## START Records supplied

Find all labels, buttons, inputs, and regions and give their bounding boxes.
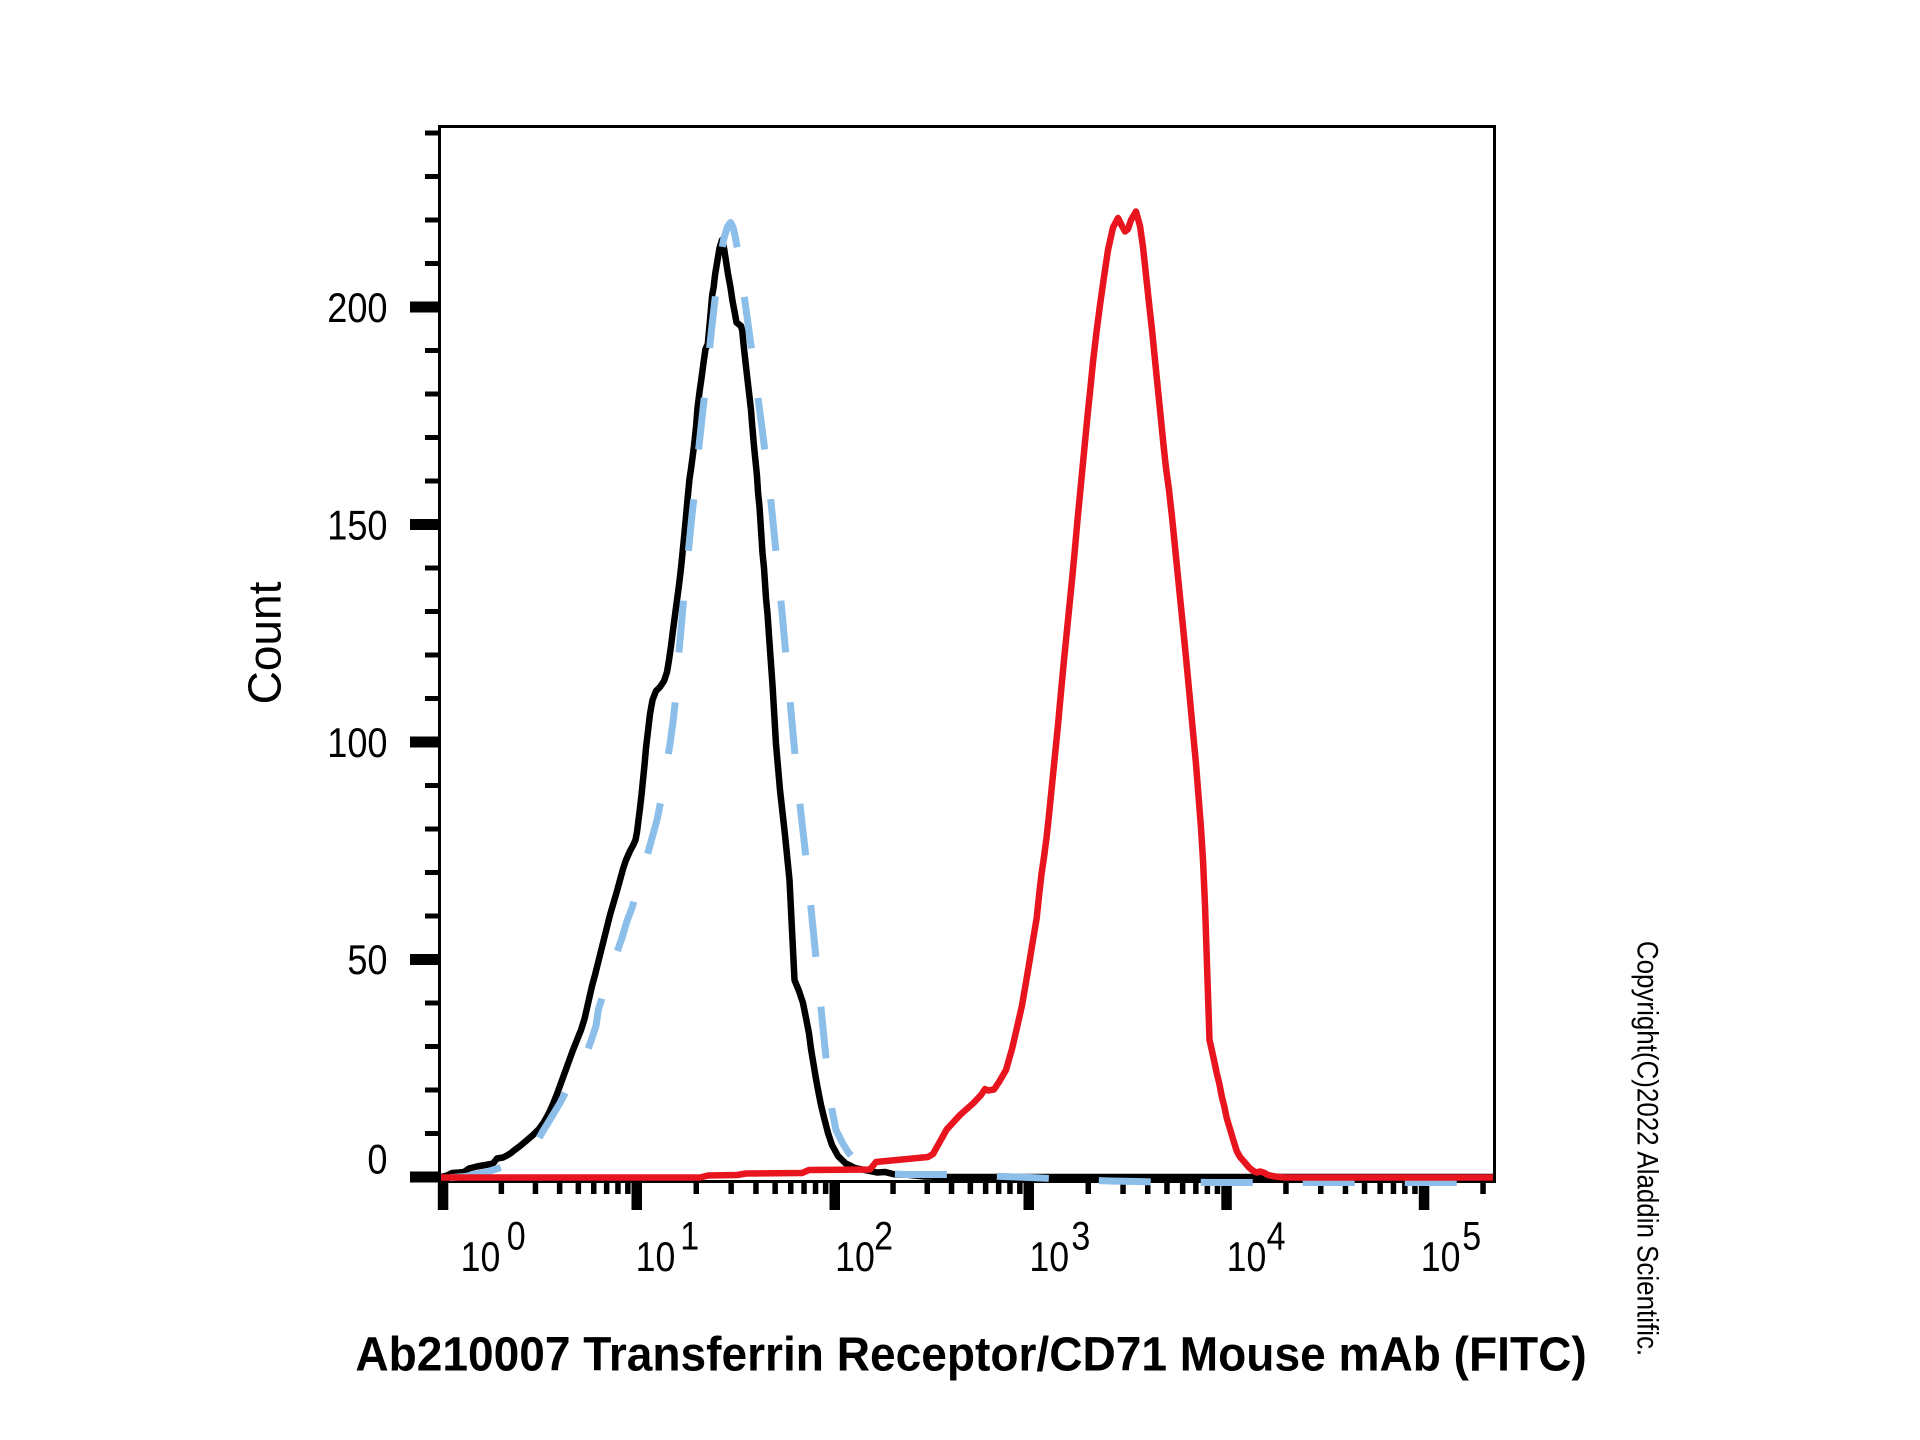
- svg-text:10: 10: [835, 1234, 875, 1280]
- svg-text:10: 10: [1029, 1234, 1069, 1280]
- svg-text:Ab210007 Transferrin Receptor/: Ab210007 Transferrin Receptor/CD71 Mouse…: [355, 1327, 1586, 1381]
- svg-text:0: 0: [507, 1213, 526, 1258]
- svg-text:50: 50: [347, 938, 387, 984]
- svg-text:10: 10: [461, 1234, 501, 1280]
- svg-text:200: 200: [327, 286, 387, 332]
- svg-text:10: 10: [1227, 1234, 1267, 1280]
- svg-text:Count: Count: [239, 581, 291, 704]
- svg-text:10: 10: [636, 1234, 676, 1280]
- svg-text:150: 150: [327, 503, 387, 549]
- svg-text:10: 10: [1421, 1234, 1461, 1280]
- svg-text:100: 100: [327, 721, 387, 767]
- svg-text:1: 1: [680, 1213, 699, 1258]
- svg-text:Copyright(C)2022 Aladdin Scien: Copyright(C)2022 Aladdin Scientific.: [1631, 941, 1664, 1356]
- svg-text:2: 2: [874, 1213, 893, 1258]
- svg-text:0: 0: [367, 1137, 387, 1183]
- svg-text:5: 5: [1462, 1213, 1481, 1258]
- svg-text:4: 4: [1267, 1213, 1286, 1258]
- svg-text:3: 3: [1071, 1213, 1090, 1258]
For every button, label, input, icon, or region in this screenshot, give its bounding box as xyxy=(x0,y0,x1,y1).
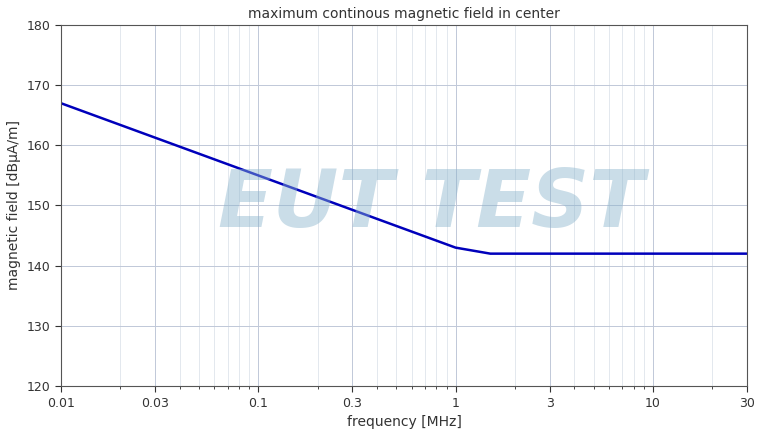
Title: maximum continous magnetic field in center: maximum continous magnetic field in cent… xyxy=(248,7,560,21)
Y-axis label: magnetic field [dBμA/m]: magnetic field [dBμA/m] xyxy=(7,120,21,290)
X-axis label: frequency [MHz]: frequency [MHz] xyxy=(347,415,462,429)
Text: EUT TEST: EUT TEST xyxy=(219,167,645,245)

## END Records supplied

> **Problem to work on**:
Print every line of the items above word for word, from the first item through the last, but leave out the pictures.

> **Result of the exercise**:
Find all labels, buttons, inputs, and regions and give their bounding boxes.
- svg-text:10: 10: [835, 1234, 875, 1280]
- svg-text:10: 10: [1029, 1234, 1069, 1280]
- svg-text:Ab210007 Transferrin Receptor/: Ab210007 Transferrin Receptor/CD71 Mouse…: [355, 1327, 1586, 1381]
- svg-text:0: 0: [507, 1213, 526, 1258]
- svg-text:50: 50: [347, 938, 387, 984]
- svg-text:10: 10: [461, 1234, 501, 1280]
- svg-text:200: 200: [327, 286, 387, 332]
- svg-text:10: 10: [1227, 1234, 1267, 1280]
- svg-text:Count: Count: [239, 581, 291, 704]
- svg-text:10: 10: [636, 1234, 676, 1280]
- svg-text:150: 150: [327, 503, 387, 549]
- svg-text:10: 10: [1421, 1234, 1461, 1280]
- svg-text:100: 100: [327, 721, 387, 767]
- svg-text:1: 1: [680, 1213, 699, 1258]
- svg-text:Copyright(C)2022 Aladdin Scien: Copyright(C)2022 Aladdin Scientific.: [1631, 941, 1664, 1356]
- svg-text:2: 2: [874, 1213, 893, 1258]
- svg-text:0: 0: [367, 1137, 387, 1183]
- svg-text:5: 5: [1462, 1213, 1481, 1258]
- svg-text:4: 4: [1267, 1213, 1286, 1258]
- svg-text:3: 3: [1071, 1213, 1090, 1258]
For every button, label, input, icon, or region in this screenshot, give its bounding box as xyxy=(x0,y0,x1,y1).
Title: maximum continous magnetic field in center: maximum continous magnetic field in cent… xyxy=(248,7,560,21)
Y-axis label: magnetic field [dBμA/m]: magnetic field [dBμA/m] xyxy=(7,120,21,290)
X-axis label: frequency [MHz]: frequency [MHz] xyxy=(347,415,462,429)
Text: EUT TEST: EUT TEST xyxy=(219,167,645,245)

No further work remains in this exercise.